▶ _RECORDS FOR THIS TASK_

========================================================================

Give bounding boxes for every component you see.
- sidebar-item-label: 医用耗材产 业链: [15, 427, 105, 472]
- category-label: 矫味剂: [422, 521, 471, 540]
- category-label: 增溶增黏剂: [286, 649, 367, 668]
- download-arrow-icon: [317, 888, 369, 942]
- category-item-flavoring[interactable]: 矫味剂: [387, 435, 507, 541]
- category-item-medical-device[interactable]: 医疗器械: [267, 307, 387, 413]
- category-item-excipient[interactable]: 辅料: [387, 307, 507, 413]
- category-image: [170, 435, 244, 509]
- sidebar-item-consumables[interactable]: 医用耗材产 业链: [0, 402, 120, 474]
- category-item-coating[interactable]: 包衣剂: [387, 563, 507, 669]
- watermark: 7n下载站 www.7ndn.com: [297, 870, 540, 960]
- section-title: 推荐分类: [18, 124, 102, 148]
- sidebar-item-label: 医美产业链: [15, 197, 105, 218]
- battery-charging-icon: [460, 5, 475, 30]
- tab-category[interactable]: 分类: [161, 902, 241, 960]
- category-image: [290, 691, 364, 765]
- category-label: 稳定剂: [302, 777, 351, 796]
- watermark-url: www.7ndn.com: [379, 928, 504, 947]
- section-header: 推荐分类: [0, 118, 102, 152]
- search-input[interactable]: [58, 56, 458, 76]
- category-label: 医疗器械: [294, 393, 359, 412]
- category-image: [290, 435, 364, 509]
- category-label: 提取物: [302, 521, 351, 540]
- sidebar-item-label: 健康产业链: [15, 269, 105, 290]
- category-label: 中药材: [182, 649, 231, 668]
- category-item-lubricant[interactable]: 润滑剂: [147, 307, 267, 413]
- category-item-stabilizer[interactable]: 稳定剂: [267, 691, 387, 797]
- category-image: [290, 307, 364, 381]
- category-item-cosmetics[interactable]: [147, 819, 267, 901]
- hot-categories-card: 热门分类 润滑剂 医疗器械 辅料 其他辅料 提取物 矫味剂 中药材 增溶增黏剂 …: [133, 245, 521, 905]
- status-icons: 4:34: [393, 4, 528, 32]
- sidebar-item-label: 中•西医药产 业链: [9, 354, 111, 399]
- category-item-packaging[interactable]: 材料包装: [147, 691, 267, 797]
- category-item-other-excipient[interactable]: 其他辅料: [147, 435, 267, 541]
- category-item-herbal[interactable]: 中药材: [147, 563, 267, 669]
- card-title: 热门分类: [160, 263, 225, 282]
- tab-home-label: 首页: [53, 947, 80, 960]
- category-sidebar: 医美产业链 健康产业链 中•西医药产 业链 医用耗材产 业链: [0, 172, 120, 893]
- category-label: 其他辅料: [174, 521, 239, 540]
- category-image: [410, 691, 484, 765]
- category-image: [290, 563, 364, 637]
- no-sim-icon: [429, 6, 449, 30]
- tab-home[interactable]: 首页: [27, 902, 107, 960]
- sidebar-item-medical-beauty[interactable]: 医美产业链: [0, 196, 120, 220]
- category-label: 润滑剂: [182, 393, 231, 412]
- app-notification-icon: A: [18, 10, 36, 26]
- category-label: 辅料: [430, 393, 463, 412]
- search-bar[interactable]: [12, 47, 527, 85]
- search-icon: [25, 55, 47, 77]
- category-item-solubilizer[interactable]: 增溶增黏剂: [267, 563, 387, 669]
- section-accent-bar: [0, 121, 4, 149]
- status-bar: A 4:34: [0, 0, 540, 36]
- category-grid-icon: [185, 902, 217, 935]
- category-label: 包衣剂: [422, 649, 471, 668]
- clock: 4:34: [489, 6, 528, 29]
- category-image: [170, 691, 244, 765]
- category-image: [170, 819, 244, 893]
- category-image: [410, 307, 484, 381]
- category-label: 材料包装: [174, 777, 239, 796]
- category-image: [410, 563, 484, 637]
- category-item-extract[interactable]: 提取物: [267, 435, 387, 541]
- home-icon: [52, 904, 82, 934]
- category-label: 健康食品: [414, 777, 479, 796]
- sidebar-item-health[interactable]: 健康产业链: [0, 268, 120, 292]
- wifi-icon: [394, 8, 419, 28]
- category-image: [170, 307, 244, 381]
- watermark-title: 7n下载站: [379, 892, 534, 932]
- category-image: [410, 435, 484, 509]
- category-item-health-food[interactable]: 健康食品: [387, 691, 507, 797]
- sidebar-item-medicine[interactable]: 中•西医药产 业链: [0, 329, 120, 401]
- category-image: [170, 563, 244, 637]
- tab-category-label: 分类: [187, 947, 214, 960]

========================================================================

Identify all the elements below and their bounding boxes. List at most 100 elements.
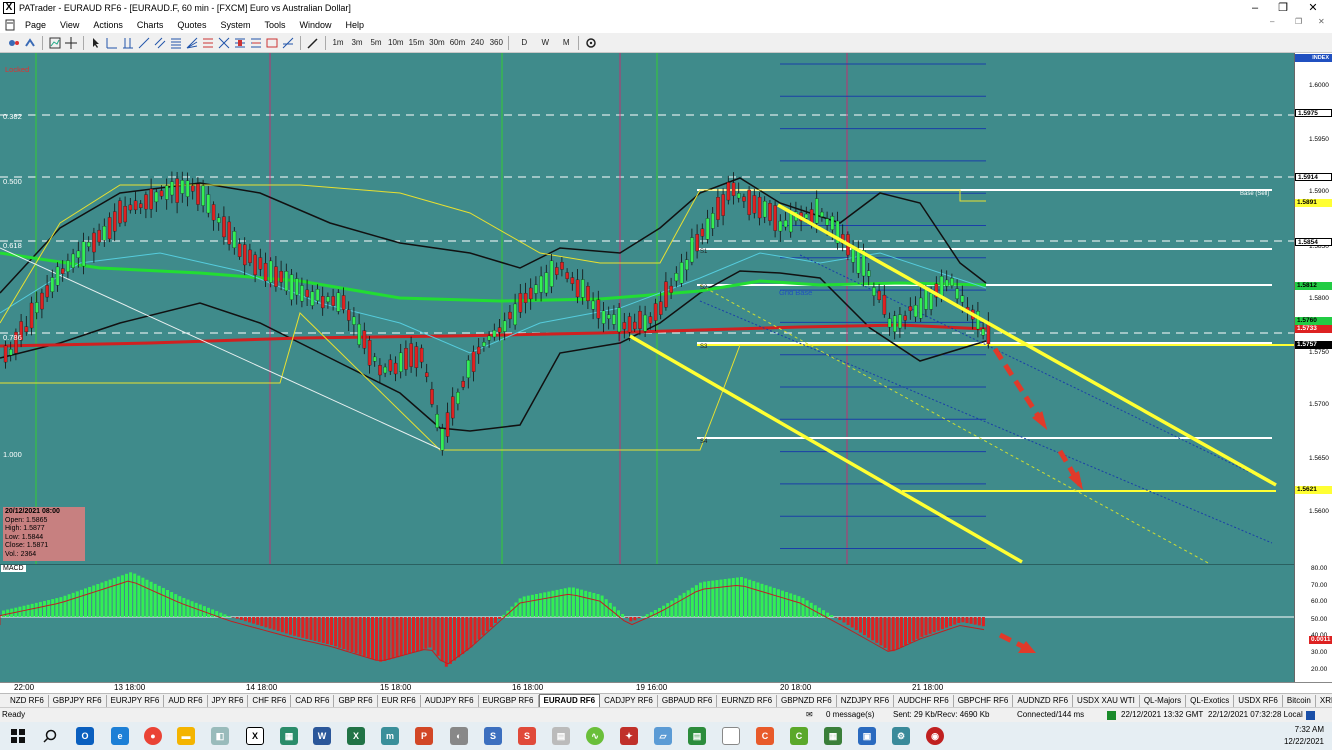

========================================================================

▶ _INSTRUCTION_
Report how many lines of the records above contain the string "医疗器械", treating case as significant. Give the number alone.

▶ _FULL RESPONSE_
3